(Requirements)
Are you able to retype all the records below exactly?

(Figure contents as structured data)
■ ■ ■ ■
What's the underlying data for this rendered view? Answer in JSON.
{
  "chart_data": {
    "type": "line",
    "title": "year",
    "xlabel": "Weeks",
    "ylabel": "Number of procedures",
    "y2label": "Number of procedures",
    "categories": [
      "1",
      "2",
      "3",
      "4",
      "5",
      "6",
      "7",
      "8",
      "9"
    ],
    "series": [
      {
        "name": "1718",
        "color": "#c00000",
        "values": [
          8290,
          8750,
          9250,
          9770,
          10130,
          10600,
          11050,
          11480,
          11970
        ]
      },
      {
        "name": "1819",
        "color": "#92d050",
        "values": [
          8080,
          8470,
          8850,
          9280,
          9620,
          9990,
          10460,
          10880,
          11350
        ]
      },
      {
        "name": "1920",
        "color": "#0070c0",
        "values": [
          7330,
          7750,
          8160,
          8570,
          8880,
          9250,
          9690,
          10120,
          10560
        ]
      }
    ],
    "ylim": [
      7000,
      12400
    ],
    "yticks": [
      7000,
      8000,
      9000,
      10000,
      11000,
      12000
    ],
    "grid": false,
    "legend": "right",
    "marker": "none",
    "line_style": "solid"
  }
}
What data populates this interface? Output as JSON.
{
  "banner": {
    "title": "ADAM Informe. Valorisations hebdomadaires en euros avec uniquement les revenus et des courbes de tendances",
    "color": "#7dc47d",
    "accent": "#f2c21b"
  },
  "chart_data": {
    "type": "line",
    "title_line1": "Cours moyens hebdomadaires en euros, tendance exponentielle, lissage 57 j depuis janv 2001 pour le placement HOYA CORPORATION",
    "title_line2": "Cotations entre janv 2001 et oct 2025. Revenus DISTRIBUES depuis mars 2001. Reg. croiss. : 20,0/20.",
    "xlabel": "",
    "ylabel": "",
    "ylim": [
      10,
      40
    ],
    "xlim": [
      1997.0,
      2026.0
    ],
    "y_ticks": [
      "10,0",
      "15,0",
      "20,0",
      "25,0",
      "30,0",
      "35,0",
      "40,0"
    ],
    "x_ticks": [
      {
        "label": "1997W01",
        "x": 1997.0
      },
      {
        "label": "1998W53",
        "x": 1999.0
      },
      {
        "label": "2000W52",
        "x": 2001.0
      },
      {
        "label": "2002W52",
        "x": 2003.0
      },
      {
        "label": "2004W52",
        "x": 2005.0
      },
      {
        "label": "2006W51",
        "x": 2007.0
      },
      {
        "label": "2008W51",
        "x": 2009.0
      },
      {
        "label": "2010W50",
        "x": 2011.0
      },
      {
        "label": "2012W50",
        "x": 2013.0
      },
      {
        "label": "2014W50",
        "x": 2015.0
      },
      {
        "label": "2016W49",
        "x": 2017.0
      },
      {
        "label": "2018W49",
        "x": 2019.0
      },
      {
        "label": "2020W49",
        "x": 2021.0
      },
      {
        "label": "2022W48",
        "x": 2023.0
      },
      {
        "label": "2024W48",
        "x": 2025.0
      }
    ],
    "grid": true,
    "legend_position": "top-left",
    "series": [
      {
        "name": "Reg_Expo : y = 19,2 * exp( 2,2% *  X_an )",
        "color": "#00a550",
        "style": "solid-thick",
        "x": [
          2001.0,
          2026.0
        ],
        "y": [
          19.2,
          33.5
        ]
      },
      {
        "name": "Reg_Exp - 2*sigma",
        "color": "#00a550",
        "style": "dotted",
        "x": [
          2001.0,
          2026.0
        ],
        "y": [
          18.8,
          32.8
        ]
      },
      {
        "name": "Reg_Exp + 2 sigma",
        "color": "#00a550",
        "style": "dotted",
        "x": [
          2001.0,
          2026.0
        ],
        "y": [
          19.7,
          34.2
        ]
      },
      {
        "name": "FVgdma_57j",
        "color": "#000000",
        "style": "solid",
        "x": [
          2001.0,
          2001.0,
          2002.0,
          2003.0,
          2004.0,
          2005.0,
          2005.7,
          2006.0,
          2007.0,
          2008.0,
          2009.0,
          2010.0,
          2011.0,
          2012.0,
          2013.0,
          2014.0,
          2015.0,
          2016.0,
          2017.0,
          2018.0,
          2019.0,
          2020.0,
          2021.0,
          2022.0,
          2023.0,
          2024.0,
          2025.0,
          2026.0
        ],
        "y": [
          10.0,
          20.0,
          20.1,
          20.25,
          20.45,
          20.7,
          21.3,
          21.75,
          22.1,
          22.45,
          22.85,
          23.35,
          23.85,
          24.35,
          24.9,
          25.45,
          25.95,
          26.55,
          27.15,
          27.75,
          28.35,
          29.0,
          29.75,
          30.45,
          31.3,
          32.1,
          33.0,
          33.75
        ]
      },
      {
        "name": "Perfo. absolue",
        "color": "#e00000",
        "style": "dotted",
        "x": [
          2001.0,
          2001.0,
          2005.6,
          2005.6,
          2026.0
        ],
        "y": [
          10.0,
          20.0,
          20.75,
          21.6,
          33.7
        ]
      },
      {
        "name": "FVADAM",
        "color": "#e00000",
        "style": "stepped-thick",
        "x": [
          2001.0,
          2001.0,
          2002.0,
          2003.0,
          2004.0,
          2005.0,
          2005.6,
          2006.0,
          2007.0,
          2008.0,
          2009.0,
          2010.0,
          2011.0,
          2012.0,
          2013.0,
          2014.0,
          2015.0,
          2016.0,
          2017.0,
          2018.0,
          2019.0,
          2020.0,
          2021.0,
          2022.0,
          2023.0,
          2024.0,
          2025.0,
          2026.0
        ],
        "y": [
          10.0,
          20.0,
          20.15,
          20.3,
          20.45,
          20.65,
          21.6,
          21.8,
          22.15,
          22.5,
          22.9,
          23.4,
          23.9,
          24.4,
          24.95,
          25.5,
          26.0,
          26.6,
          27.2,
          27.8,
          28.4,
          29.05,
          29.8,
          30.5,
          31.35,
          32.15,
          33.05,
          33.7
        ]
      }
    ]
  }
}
■ ■ ■ ■
(Task response)
What's the underlying data for this rendered view? Answer in JSON.
{
  "chart_data": {
    "type": "line",
    "title": "year",
    "xlabel": "Weeks",
    "ylabel": "Number of procedures",
    "y2label": "Number of procedures",
    "categories": [
      "1",
      "2",
      "3",
      "4",
      "5",
      "6",
      "7",
      "8",
      "9"
    ],
    "series": [
      {
        "name": "1718",
        "color": "#c00000",
        "values": [
          8290,
          8750,
          9250,
          9770,
          10130,
          10600,
          11050,
          11480,
          11970
        ]
      },
      {
        "name": "1819",
        "color": "#92d050",
        "values": [
          8080,
          8470,
          8850,
          9280,
          9620,
          9990,
          10460,
          10880,
          11350
        ]
      },
      {
        "name": "1920",
        "color": "#0070c0",
        "values": [
          7330,
          7750,
          8160,
          8570,
          8880,
          9250,
          9690,
          10120,
          10560
        ]
      }
    ],
    "ylim": [
      7000,
      12400
    ],
    "yticks": [
      7000,
      8000,
      9000,
      10000,
      11000,
      12000
    ],
    "grid": false,
    "legend": "right",
    "marker": "none",
    "line_style": "solid"
  }
}
What data populates this interface? Output as JSON.
{
  "banner": {
    "title": "ADAM Informe. Valorisations hebdomadaires en euros avec uniquement les revenus et des courbes de tendances",
    "color": "#7dc47d",
    "accent": "#f2c21b"
  },
  "chart_data": {
    "type": "line",
    "title_line1": "Cours moyens hebdomadaires en euros, tendance exponentielle, lissage 57 j depuis janv 2001 pour le placement HOYA CORPORATION",
    "title_line2": "Cotations entre janv 2001 et oct 2025. Revenus DISTRIBUES depuis mars 2001. Reg. croiss. : 20,0/20.",
    "xlabel": "",
    "ylabel": "",
    "ylim": [
      10,
      40
    ],
    "xlim": [
      1997.0,
      2026.0
    ],
    "y_ticks": [
      "10,0",
      "15,0",
      "20,0",
      "25,0",
      "30,0",
      "35,0",
      "40,0"
    ],
    "x_ticks": [
      {
        "label": "1997W01",
        "x": 1997.0
      },
      {
        "label": "1998W53",
        "x": 1999.0
      },
      {
        "label": "2000W52",
        "x": 2001.0
      },
      {
        "label": "2002W52",
        "x": 2003.0
      },
      {
        "label": "2004W52",
        "x": 2005.0
      },
      {
        "label": "2006W51",
        "x": 2007.0
      },
      {
        "label": "2008W51",
        "x": 2009.0
      },
      {
        "label": "2010W50",
        "x": 2011.0
      },
      {
        "label": "2012W50",
        "x": 2013.0
      },
      {
        "label": "2014W50",
        "x": 2015.0
      },
      {
        "label": "2016W49",
        "x": 2017.0
      },
      {
        "label": "2018W49",
        "x": 2019.0
      },
      {
        "label": "2020W49",
        "x": 2021.0
      },
      {
        "label": "2022W48",
        "x": 2023.0
      },
      {
        "label": "2024W48",
        "x": 2025.0
      }
    ],
    "grid": true,
    "legend_position": "top-left",
    "series": [
      {
        "name": "Reg_Expo : y = 19,2 * exp( 2,2% *  X_an )",
        "color": "#00a550",
        "style": "solid-thick",
        "x": [
          2001.0,
          2026.0
        ],
        "y": [
          19.2,
          33.5
        ]
      },
      {
        "name": "Reg_Exp - 2*sigma",
        "color": "#00a550",
        "style": "dotted",
        "x": [
          2001.0,
          2026.0
        ],
        "y": [
          18.8,
          32.8
        ]
      },
      {
        "name": "Reg_Exp + 2 sigma",
        "color": "#00a550",
        "style": "dotted",
        "x": [
          2001.0,
          2026.0
        ],
        "y": [
          19.7,
          34.2
        ]
      },
      {
        "name": "FVgdma_57j",
        "color": "#000000",
        "style": "solid",
        "x": [
          2001.0,
          2001.0,
          2002.0,
          2003.0,
          2004.0,
          2005.0,
          2005.7,
          2006.0,
          2007.0,
          2008.0,
          2009.0,
          2010.0,
          2011.0,
          2012.0,
          2013.0,
          2014.0,
          2015.0,
          2016.0,
          2017.0,
          2018.0,
          2019.0,
          2020.0,
          2021.0,
          2022.0,
          2023.0,
          2024.0,
          2025.0,
          2026.0
        ],
        "y": [
          10.0,
          20.0,
          20.1,
          20.25,
          20.45,
          20.7,
          21.3,
          21.75,
          22.1,
          22.45,
          22.85,
          23.35,
          23.85,
          24.35,
          24.9,
          25.45,
          25.95,
          26.55,
          27.15,
          27.75,
          28.35,
          29.0,
          29.75,
          30.45,
          31.3,
          32.1,
          33.0,
          33.75
        ]
      },
      {
        "name": "Perfo. absolue",
        "color": "#e00000",
        "style": "dotted",
        "x": [
          2001.0,
          2001.0,
          2005.6,
          2005.6,
          2026.0
        ],
        "y": [
          10.0,
          20.0,
          20.75,
          21.6,
          33.7
        ]
      },
      {
        "name": "FVADAM",
        "color": "#e00000",
        "style": "stepped-thick",
        "x": [
          2001.0,
          2001.0,
          2002.0,
          2003.0,
          2004.0,
          2005.0,
          2005.6,
          2006.0,
          2007.0,
          2008.0,
          2009.0,
          2010.0,
          2011.0,
          2012.0,
          2013.0,
          2014.0,
          2015.0,
          2016.0,
          2017.0,
          2018.0,
          2019.0,
          2020.0,
          2021.0,
          2022.0,
          2023.0,
          2024.0,
          2025.0,
          2026.0
        ],
        "y": [
          10.0,
          20.0,
          20.15,
          20.3,
          20.45,
          20.65,
          21.6,
          21.8,
          22.15,
          22.5,
          22.9,
          23.4,
          23.9,
          24.4,
          24.95,
          25.5,
          26.0,
          26.6,
          27.2,
          27.8,
          28.4,
          29.05,
          29.8,
          30.5,
          31.35,
          32.15,
          33.05,
          33.7
        ]
      }
    ]
  }
}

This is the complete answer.